● **PROBLEM TO SOLVE**
Print every entry, word for word, and skip the images.
* begin *
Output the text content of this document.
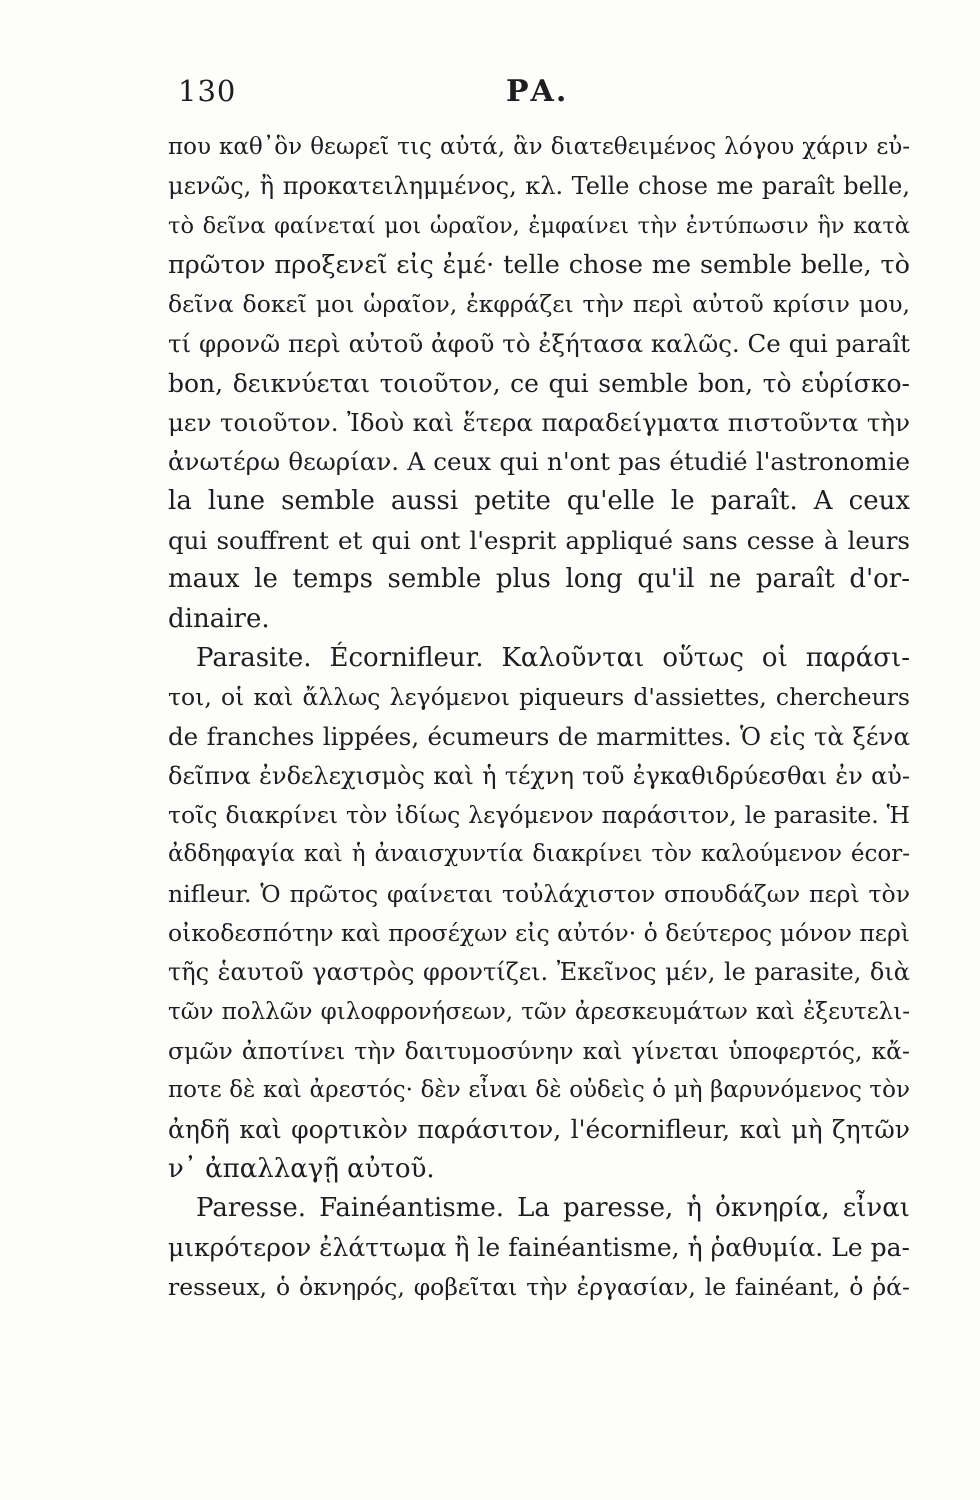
130	ΡΑ.
που καθ᾽ὃν θεωρεῖ τις αὐτά, ἂν διατεθειμένος λόγου χάριν εὐ-
μενῶς, ἢ προκατειλημμένος, κλ. Telle chose me paraît belle,
τὸ δεῖνα φαίνεταί μοι ὡραῖον, ἐμφαίνει τὴν ἐντύπωσιν ἣν κατὰ
πρῶτον προξενεῖ εἰς ἐμέ· telle chose me semble belle, τὸ
δεῖνα δοκεῖ μοι ὡραῖον, ἐκφράζει τὴν περὶ αὐτοῦ κρίσιν μου,
τί φρονῶ περὶ αὐτοῦ ἀφοῦ τὸ ἐξήτασα καλῶς. Ce qui paraît
bon, δεικνύεται τοιοῦτον, ce qui semble bon, τὸ εὑρίσκο-
μεν τοιοῦτον. Ἰδοὺ καὶ ἕτερα παραδείγματα πιστοῦντα τὴν
ἀνωτέρω θεωρίαν. A ceux qui n'ont pas étudié l'astronomie
la lune semble aussi petite qu'elle le paraît. A ceux
qui souffrent et qui ont l'esprit appliqué sans cesse à leurs
maux le temps semble plus long qu'il ne paraît d'or-
dinaire.
Parasite. Écornifleur. Καλοῦνται οὕτως οἱ παράσι-
τοι, οἱ καὶ ἄλλως λεγόμενοι piqueurs d'assiettes, chercheurs
de franches lippées, écumeurs de marmittes. Ὁ εἰς τὰ ξένα
δεῖπνα ἐνδελεχισμὸς καὶ ἡ τέχνη τοῦ ἐγκαθιδρύεσθαι ἐν αὐ-
τοῖς διακρίνει τὸν ἰδίως λεγόμενον παράσιτον, le parasite. Ἡ
ἀδδηφαγία καὶ ἡ ἀναισχυντία διακρίνει τὸν καλούμενον écor-
nifleur. Ὁ πρῶτος φαίνεται τοὐλάχιστον σπουδάζων περὶ τὸν
οἰκοδεσπότην καὶ προσέχων εἰς αὐτόν· ὁ δεύτερος μόνον περὶ
τῆς ἑαυτοῦ γαστρὸς φροντίζει. Ἐκεῖνος μέν, le parasite, διὰ
τῶν πολλῶν φιλοφρονήσεων, τῶν ἀρεσκευμάτων καὶ ἐξευτελι-
σμῶν ἀποτίνει τὴν δαιτυμοσύνην καὶ γίνεται ὑποφερτός, κἄ-
ποτε δὲ καὶ ἀρεστός· δὲν εἶναι δὲ οὐδεὶς ὁ μὴ βαρυνόμενος τὸν
ἀηδῆ καὶ φορτικὸν παράσιτον, l'écornifleur, καὶ μὴ ζητῶν
ν᾽ ἀπαλλαγῇ αὐτοῦ.
Paresse. Fainéantisme. La paresse, ἡ ὀκνηρία, εἶναι
μικρότερον ἐλάττωμα ἢ le fainéantisme, ἡ ῥαθυμία. Le pa-
resseux, ὁ ὀκνηρός, φοβεῖται τὴν ἐργασίαν, le fainéant, ὁ ῥά-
* end *
● **RESPONSE FOR THIS EXERCISE**
Output the text content of this document.
130	ΡΑ.
που καθ᾽ὃν θεωρεῖ τις αὐτά, ἂν διατεθειμένος λόγου χάριν εὐ-
μενῶς, ἢ προκατειλημμένος, κλ. Telle chose me paraît belle,
τὸ δεῖνα φαίνεταί μοι ὡραῖον, ἐμφαίνει τὴν ἐντύπωσιν ἣν κατὰ
πρῶτον προξενεῖ εἰς ἐμέ· telle chose me semble belle, τὸ
δεῖνα δοκεῖ μοι ὡραῖον, ἐκφράζει τὴν περὶ αὐτοῦ κρίσιν μου,
τί φρονῶ περὶ αὐτοῦ ἀφοῦ τὸ ἐξήτασα καλῶς. Ce qui paraît
bon, δεικνύεται τοιοῦτον, ce qui semble bon, τὸ εὑρίσκο-
μεν τοιοῦτον. Ἰδοὺ καὶ ἕτερα παραδείγματα πιστοῦντα τὴν
ἀνωτέρω θεωρίαν. A ceux qui n'ont pas étudié l'astronomie
la lune semble aussi petite qu'elle le paraît. A ceux
qui souffrent et qui ont l'esprit appliqué sans cesse à leurs
maux le temps semble plus long qu'il ne paraît d'or-
dinaire.
Parasite. Écornifleur. Καλοῦνται οὕτως οἱ παράσι-
τοι, οἱ καὶ ἄλλως λεγόμενοι piqueurs d'assiettes, chercheurs
de franches lippées, écumeurs de marmittes. Ὁ εἰς τὰ ξένα
δεῖπνα ἐνδελεχισμὸς καὶ ἡ τέχνη τοῦ ἐγκαθιδρύεσθαι ἐν αὐ-
τοῖς διακρίνει τὸν ἰδίως λεγόμενον παράσιτον, le parasite. Ἡ
ἀδδηφαγία καὶ ἡ ἀναισχυντία διακρίνει τὸν καλούμενον écor-
nifleur. Ὁ πρῶτος φαίνεται τοὐλάχιστον σπουδάζων περὶ τὸν
οἰκοδεσπότην καὶ προσέχων εἰς αὐτόν· ὁ δεύτερος μόνον περὶ
τῆς ἑαυτοῦ γαστρὸς φροντίζει. Ἐκεῖνος μέν, le parasite, διὰ
τῶν πολλῶν φιλοφρονήσεων, τῶν ἀρεσκευμάτων καὶ ἐξευτελι-
σμῶν ἀποτίνει τὴν δαιτυμοσύνην καὶ γίνεται ὑποφερτός, κἄ-
ποτε δὲ καὶ ἀρεστός· δὲν εἶναι δὲ οὐδεὶς ὁ μὴ βαρυνόμενος τὸν
ἀηδῆ καὶ φορτικὸν παράσιτον, l'écornifleur, καὶ μὴ ζητῶν
ν᾽ ἀπαλλαγῇ αὐτοῦ.
Paresse. Fainéantisme. La paresse, ἡ ὀκνηρία, εἶναι
μικρότερον ἐλάττωμα ἢ le fainéantisme, ἡ ῥαθυμία. Le pa-
resseux, ὁ ὀκνηρός, φοβεῖται τὴν ἐργασίαν, le fainéant, ὁ ῥά-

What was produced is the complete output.